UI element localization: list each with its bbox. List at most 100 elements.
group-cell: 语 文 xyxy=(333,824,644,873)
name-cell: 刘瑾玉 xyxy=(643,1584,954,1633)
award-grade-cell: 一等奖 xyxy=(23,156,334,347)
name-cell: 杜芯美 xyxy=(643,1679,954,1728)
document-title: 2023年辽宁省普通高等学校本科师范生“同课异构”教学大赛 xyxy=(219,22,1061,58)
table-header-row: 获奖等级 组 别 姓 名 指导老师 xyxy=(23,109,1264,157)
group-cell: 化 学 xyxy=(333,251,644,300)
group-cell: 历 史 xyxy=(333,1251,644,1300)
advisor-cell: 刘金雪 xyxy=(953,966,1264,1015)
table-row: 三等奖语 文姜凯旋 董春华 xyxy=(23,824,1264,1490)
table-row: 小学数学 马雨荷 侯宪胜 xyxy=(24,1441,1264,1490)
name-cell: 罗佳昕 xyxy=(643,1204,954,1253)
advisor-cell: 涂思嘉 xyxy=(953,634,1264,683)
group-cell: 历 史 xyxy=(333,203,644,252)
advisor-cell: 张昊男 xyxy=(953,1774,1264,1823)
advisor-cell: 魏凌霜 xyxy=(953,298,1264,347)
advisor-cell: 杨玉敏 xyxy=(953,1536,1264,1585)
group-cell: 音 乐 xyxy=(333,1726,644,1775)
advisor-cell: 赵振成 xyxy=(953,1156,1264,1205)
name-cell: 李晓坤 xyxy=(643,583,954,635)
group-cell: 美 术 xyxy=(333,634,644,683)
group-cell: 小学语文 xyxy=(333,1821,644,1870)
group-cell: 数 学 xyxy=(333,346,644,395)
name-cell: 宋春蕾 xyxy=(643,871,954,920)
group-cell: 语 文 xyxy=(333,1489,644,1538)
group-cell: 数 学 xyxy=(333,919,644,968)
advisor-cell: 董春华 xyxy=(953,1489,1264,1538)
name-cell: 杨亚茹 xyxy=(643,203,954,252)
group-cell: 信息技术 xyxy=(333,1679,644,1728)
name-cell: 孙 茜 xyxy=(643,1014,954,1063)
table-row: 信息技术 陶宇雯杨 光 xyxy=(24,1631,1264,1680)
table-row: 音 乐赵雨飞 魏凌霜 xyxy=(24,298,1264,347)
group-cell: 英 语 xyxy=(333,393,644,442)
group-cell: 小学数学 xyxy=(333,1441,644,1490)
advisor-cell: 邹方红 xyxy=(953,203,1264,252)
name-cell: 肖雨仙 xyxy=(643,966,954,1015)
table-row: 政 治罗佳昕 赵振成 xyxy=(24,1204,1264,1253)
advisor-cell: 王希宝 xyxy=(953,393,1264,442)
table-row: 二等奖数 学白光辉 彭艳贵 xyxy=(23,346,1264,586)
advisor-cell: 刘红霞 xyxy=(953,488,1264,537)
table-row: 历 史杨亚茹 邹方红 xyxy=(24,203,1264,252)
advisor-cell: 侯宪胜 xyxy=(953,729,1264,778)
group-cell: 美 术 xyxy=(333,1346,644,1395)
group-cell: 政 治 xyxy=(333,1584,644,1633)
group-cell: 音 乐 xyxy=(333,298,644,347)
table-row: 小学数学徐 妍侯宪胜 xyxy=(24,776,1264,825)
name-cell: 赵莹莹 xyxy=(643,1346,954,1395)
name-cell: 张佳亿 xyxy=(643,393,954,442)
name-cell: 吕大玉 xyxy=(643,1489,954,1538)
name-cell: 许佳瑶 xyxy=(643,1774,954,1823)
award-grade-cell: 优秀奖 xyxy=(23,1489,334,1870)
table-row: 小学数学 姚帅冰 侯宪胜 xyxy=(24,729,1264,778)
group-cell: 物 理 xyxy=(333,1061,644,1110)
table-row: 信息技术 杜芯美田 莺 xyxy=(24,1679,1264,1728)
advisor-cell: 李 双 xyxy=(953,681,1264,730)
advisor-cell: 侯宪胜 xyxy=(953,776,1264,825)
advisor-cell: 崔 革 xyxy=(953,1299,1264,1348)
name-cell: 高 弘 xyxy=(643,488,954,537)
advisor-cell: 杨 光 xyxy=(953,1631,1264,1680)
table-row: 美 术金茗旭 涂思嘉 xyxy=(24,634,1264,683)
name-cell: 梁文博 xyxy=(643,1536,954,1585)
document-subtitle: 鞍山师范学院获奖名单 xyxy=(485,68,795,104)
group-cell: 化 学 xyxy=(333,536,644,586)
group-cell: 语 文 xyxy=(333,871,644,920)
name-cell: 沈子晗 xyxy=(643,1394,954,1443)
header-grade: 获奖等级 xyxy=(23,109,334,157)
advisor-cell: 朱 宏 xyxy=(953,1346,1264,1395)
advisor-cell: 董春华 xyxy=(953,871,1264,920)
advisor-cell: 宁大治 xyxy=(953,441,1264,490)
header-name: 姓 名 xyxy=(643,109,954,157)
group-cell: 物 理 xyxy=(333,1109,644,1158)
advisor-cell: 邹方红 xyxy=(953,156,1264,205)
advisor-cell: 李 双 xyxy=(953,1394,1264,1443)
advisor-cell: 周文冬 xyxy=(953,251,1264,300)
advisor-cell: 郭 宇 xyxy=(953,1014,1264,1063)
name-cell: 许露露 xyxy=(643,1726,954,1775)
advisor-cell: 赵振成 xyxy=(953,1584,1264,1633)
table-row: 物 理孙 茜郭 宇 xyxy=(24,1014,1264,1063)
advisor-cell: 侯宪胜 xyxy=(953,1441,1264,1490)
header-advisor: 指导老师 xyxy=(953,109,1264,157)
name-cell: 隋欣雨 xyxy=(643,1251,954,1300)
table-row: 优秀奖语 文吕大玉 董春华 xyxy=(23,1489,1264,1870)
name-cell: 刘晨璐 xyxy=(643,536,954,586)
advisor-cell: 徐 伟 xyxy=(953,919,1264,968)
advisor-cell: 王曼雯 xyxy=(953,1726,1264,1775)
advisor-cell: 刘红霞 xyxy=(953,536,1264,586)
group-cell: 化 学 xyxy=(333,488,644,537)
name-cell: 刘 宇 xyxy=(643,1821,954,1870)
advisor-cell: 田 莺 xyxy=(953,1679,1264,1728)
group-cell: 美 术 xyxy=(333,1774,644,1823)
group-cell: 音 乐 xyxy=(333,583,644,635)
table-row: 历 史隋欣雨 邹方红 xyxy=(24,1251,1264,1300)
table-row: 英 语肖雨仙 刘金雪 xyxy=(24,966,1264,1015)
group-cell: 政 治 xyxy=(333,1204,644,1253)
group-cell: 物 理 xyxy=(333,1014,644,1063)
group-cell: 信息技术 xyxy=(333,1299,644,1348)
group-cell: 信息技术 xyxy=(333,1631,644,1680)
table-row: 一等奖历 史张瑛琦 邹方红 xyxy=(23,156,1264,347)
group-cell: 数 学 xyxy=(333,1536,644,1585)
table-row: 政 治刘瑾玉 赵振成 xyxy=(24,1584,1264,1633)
§ §
Instruction
Rewrite the lines above, putting "mentor-cell" wherever "advisor-cell" appears and leaving everything else as it is.

Exercise answer
UI element localization: list each with its bbox. List at most 100 elements.
group-cell: 语 文 xyxy=(333,824,644,873)
name-cell: 刘瑾玉 xyxy=(643,1584,954,1633)
award-grade-cell: 一等奖 xyxy=(23,156,334,347)
name-cell: 杜芯美 xyxy=(643,1679,954,1728)
document-title: 2023年辽宁省普通高等学校本科师范生“同课异构”教学大赛 xyxy=(219,22,1061,58)
table-header-row: 获奖等级 组 别 姓 名 指导老师 xyxy=(23,109,1264,157)
group-cell: 化 学 xyxy=(333,251,644,300)
group-cell: 历 史 xyxy=(333,1251,644,1300)
mentor-cell: 刘金雪 xyxy=(953,966,1264,1015)
table-row: 三等奖语 文姜凯旋 董春华 xyxy=(23,824,1264,1490)
table-row: 小学数学 马雨荷 侯宪胜 xyxy=(24,1441,1264,1490)
name-cell: 罗佳昕 xyxy=(643,1204,954,1253)
mentor-cell: 涂思嘉 xyxy=(953,634,1264,683)
group-cell: 历 史 xyxy=(333,203,644,252)
mentor-cell: 张昊男 xyxy=(953,1774,1264,1823)
mentor-cell: 魏凌霜 xyxy=(953,298,1264,347)
mentor-cell: 杨玉敏 xyxy=(953,1536,1264,1585)
group-cell: 音 乐 xyxy=(333,1726,644,1775)
mentor-cell: 赵振成 xyxy=(953,1156,1264,1205)
name-cell: 李晓坤 xyxy=(643,583,954,635)
group-cell: 美 术 xyxy=(333,634,644,683)
group-cell: 小学语文 xyxy=(333,1821,644,1870)
group-cell: 数 学 xyxy=(333,346,644,395)
name-cell: 宋春蕾 xyxy=(643,871,954,920)
group-cell: 语 文 xyxy=(333,1489,644,1538)
group-cell: 数 学 xyxy=(333,919,644,968)
mentor-cell: 董春华 xyxy=(953,1489,1264,1538)
name-cell: 杨亚茹 xyxy=(643,203,954,252)
group-cell: 信息技术 xyxy=(333,1679,644,1728)
name-cell: 孙 茜 xyxy=(643,1014,954,1063)
table-row: 信息技术 陶宇雯杨 光 xyxy=(24,1631,1264,1680)
table-row: 音 乐赵雨飞 魏凌霜 xyxy=(24,298,1264,347)
group-cell: 英 语 xyxy=(333,393,644,442)
group-cell: 小学数学 xyxy=(333,1441,644,1490)
mentor-cell: 邹方红 xyxy=(953,203,1264,252)
name-cell: 肖雨仙 xyxy=(643,966,954,1015)
table-row: 政 治罗佳昕 赵振成 xyxy=(24,1204,1264,1253)
mentor-cell: 王希宝 xyxy=(953,393,1264,442)
table-row: 二等奖数 学白光辉 彭艳贵 xyxy=(23,346,1264,586)
mentor-cell: 刘红霞 xyxy=(953,488,1264,537)
table-row: 历 史杨亚茹 邹方红 xyxy=(24,203,1264,252)
mentor-cell: 侯宪胜 xyxy=(953,729,1264,778)
group-cell: 美 术 xyxy=(333,1346,644,1395)
group-cell: 政 治 xyxy=(333,1584,644,1633)
group-cell: 音 乐 xyxy=(333,298,644,347)
table-row: 小学数学徐 妍侯宪胜 xyxy=(24,776,1264,825)
name-cell: 赵莹莹 xyxy=(643,1346,954,1395)
name-cell: 张佳亿 xyxy=(643,393,954,442)
name-cell: 吕大玉 xyxy=(643,1489,954,1538)
name-cell: 许佳瑶 xyxy=(643,1774,954,1823)
award-grade-cell: 优秀奖 xyxy=(23,1489,334,1870)
table-row: 小学数学 姚帅冰 侯宪胜 xyxy=(24,729,1264,778)
group-cell: 物 理 xyxy=(333,1061,644,1110)
table-row: 信息技术 杜芯美田 莺 xyxy=(24,1679,1264,1728)
mentor-cell: 李 双 xyxy=(953,681,1264,730)
mentor-cell: 侯宪胜 xyxy=(953,776,1264,825)
mentor-cell: 崔 革 xyxy=(953,1299,1264,1348)
name-cell: 高 弘 xyxy=(643,488,954,537)
mentor-cell: 杨 光 xyxy=(953,1631,1264,1680)
table-row: 美 术金茗旭 涂思嘉 xyxy=(24,634,1264,683)
name-cell: 梁文博 xyxy=(643,1536,954,1585)
document-subtitle: 鞍山师范学院获奖名单 xyxy=(485,68,795,104)
group-cell: 化 学 xyxy=(333,536,644,586)
group-cell: 语 文 xyxy=(333,871,644,920)
name-cell: 沈子晗 xyxy=(643,1394,954,1443)
header-grade: 获奖等级 xyxy=(23,109,334,157)
mentor-cell: 朱 宏 xyxy=(953,1346,1264,1395)
mentor-cell: 董春华 xyxy=(953,871,1264,920)
mentor-cell: 宁大治 xyxy=(953,441,1264,490)
header-name: 姓 名 xyxy=(643,109,954,157)
group-cell: 物 理 xyxy=(333,1109,644,1158)
mentor-cell: 邹方红 xyxy=(953,156,1264,205)
mentor-cell: 李 双 xyxy=(953,1394,1264,1443)
mentor-cell: 周文冬 xyxy=(953,251,1264,300)
mentor-cell: 郭 宇 xyxy=(953,1014,1264,1063)
name-cell: 许露露 xyxy=(643,1726,954,1775)
mentor-cell: 赵振成 xyxy=(953,1584,1264,1633)
table-row: 物 理孙 茜郭 宇 xyxy=(24,1014,1264,1063)
mentor-cell: 侯宪胜 xyxy=(953,1441,1264,1490)
header-advisor: 指导老师 xyxy=(953,109,1264,157)
name-cell: 隋欣雨 xyxy=(643,1251,954,1300)
table-row: 优秀奖语 文吕大玉 董春华 xyxy=(23,1489,1264,1870)
name-cell: 刘晨璐 xyxy=(643,536,954,586)
mentor-cell: 徐 伟 xyxy=(953,919,1264,968)
mentor-cell: 王曼雯 xyxy=(953,1726,1264,1775)
mentor-cell: 刘红霞 xyxy=(953,536,1264,586)
group-cell: 化 学 xyxy=(333,488,644,537)
name-cell: 刘 宇 xyxy=(643,1821,954,1870)
mentor-cell: 田 莺 xyxy=(953,1679,1264,1728)
group-cell: 美 术 xyxy=(333,1774,644,1823)
group-cell: 音 乐 xyxy=(333,583,644,635)
table-row: 历 史隋欣雨 邹方红 xyxy=(24,1251,1264,1300)
table-row: 英 语肖雨仙 刘金雪 xyxy=(24,966,1264,1015)
group-cell: 政 治 xyxy=(333,1204,644,1253)
group-cell: 物 理 xyxy=(333,1014,644,1063)
group-cell: 信息技术 xyxy=(333,1299,644,1348)
group-cell: 信息技术 xyxy=(333,1631,644,1680)
table-row: 一等奖历 史张瑛琦 邹方红 xyxy=(23,156,1264,347)
group-cell: 数 学 xyxy=(333,1536,644,1585)
table-row: 政 治刘瑾玉 赵振成 xyxy=(24,1584,1264,1633)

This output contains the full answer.